| GOAL OF THE EXERCISE |
Leaving out the pictures, please retype each record exactly.

| Items from a data source |

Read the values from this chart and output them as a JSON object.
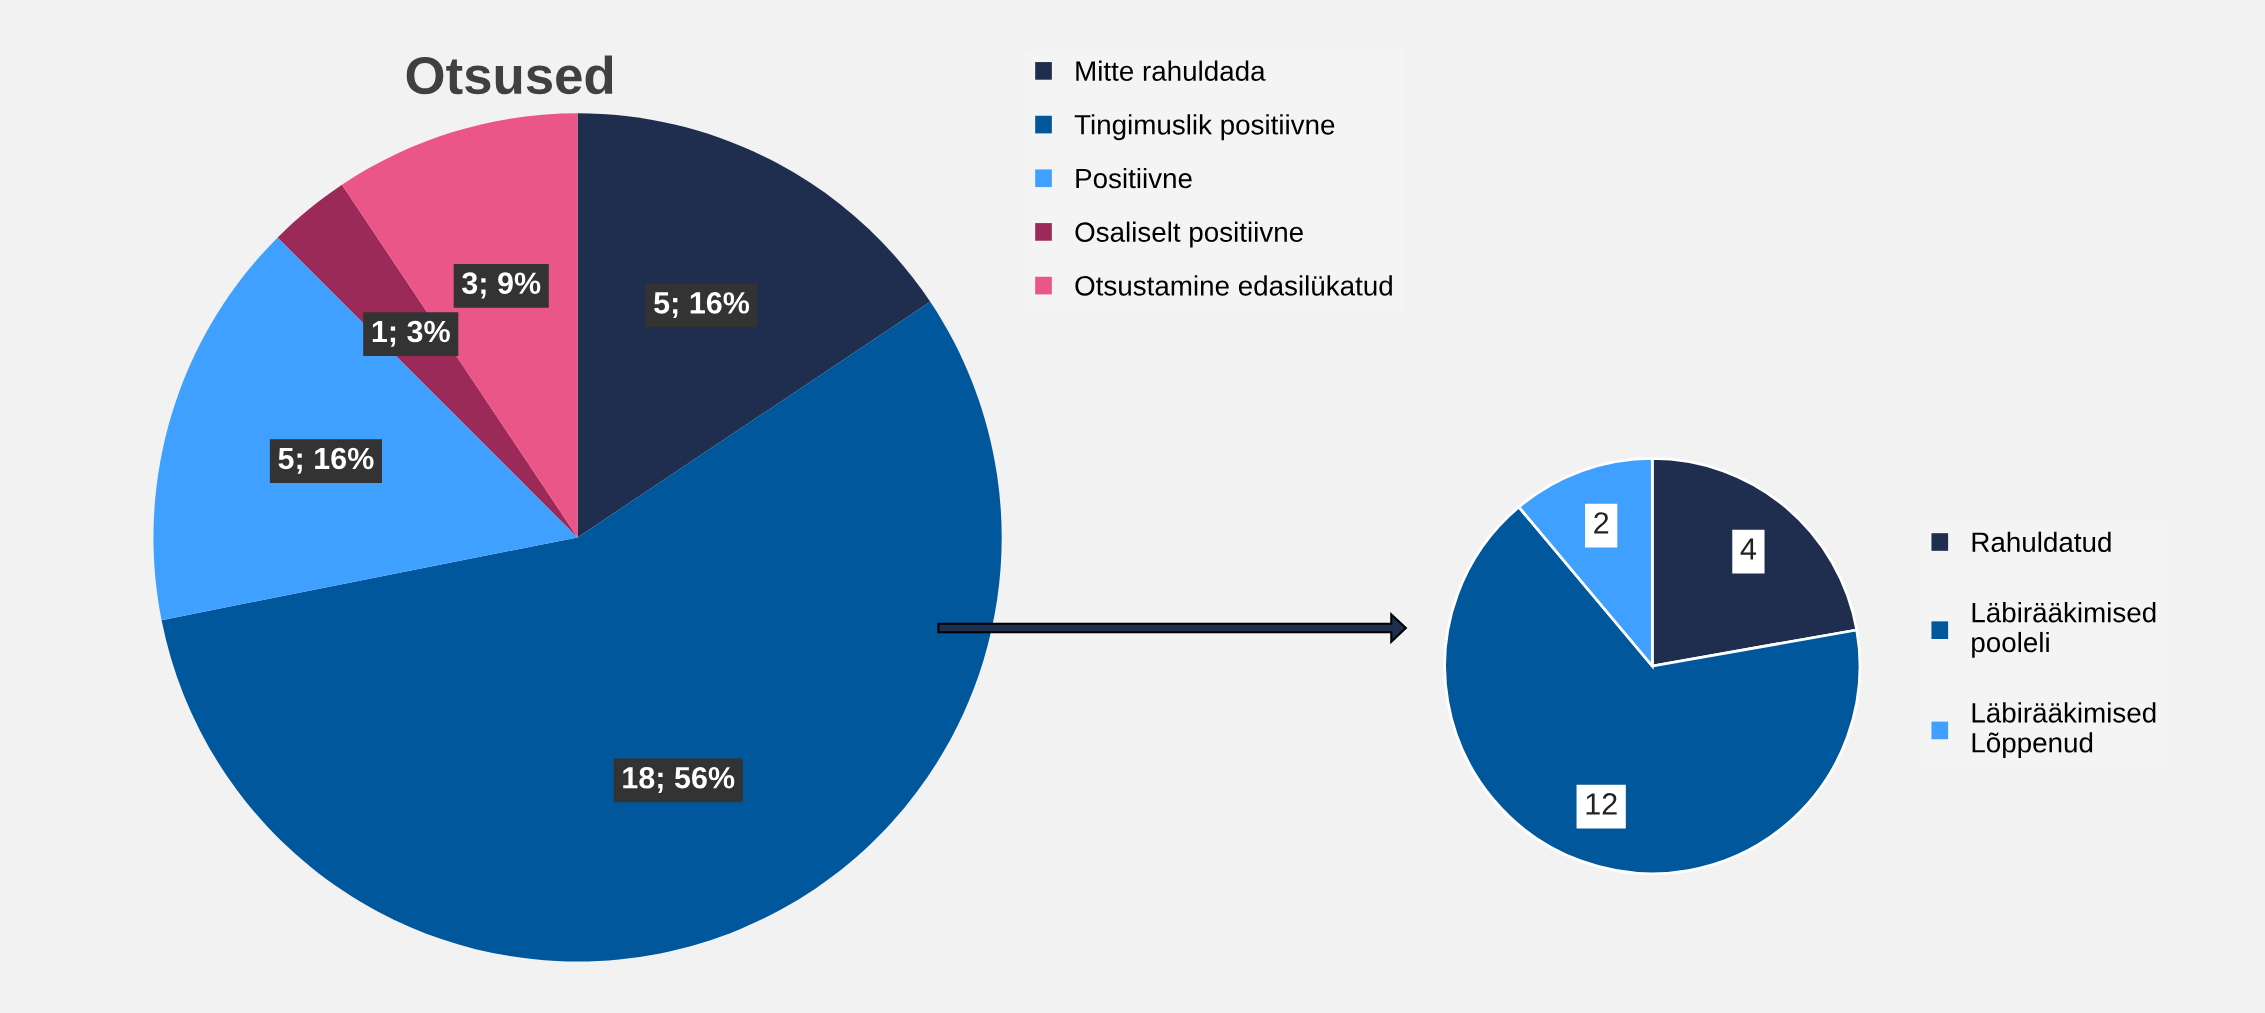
{
  "chart_data": [
    {
      "type": "pie",
      "title": "Otsused",
      "categories": [
        "Mitte rahuldada",
        "Tingimuslik positiivne",
        "Positiivne",
        "Osaliselt positiivne",
        "Otsustamine edasilükatud"
      ],
      "values": [
        5,
        18,
        5,
        1,
        3
      ],
      "value_labels": [
        "5; 16%",
        "18; 56%",
        "5; 16%",
        "1; 3%",
        "3; 9%"
      ],
      "colors": [
        "#1f2d4e",
        "#01579b",
        "#3fa0ff",
        "#9b2a59",
        "#eb5688"
      ],
      "legend": "top right"
    },
    {
      "type": "pie",
      "categories": [
        "Rahuldatud",
        "Läbirääkimised pooleli",
        "Läbirääkimised Lõppenud"
      ],
      "values": [
        4,
        12,
        2
      ],
      "data_labels": true,
      "colors": [
        "#1f2d4e",
        "#01579b",
        "#3fa0ff"
      ],
      "legend": "right"
    }
  ]
}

| EXERCISE RESULT |
Read the values from this chart and output them as a JSON object.
{
  "chart_data": [
    {
      "type": "pie",
      "title": "Otsused",
      "categories": [
        "Mitte rahuldada",
        "Tingimuslik positiivne",
        "Positiivne",
        "Osaliselt positiivne",
        "Otsustamine edasilükatud"
      ],
      "values": [
        5,
        18,
        5,
        1,
        3
      ],
      "value_labels": [
        "5; 16%",
        "18; 56%",
        "5; 16%",
        "1; 3%",
        "3; 9%"
      ],
      "colors": [
        "#1f2d4e",
        "#01579b",
        "#3fa0ff",
        "#9b2a59",
        "#eb5688"
      ],
      "legend": "top right"
    },
    {
      "type": "pie",
      "categories": [
        "Rahuldatud",
        "Läbirääkimised pooleli",
        "Läbirääkimised Lõppenud"
      ],
      "values": [
        4,
        12,
        2
      ],
      "data_labels": true,
      "colors": [
        "#1f2d4e",
        "#01579b",
        "#3fa0ff"
      ],
      "legend": "right"
    }
  ]
}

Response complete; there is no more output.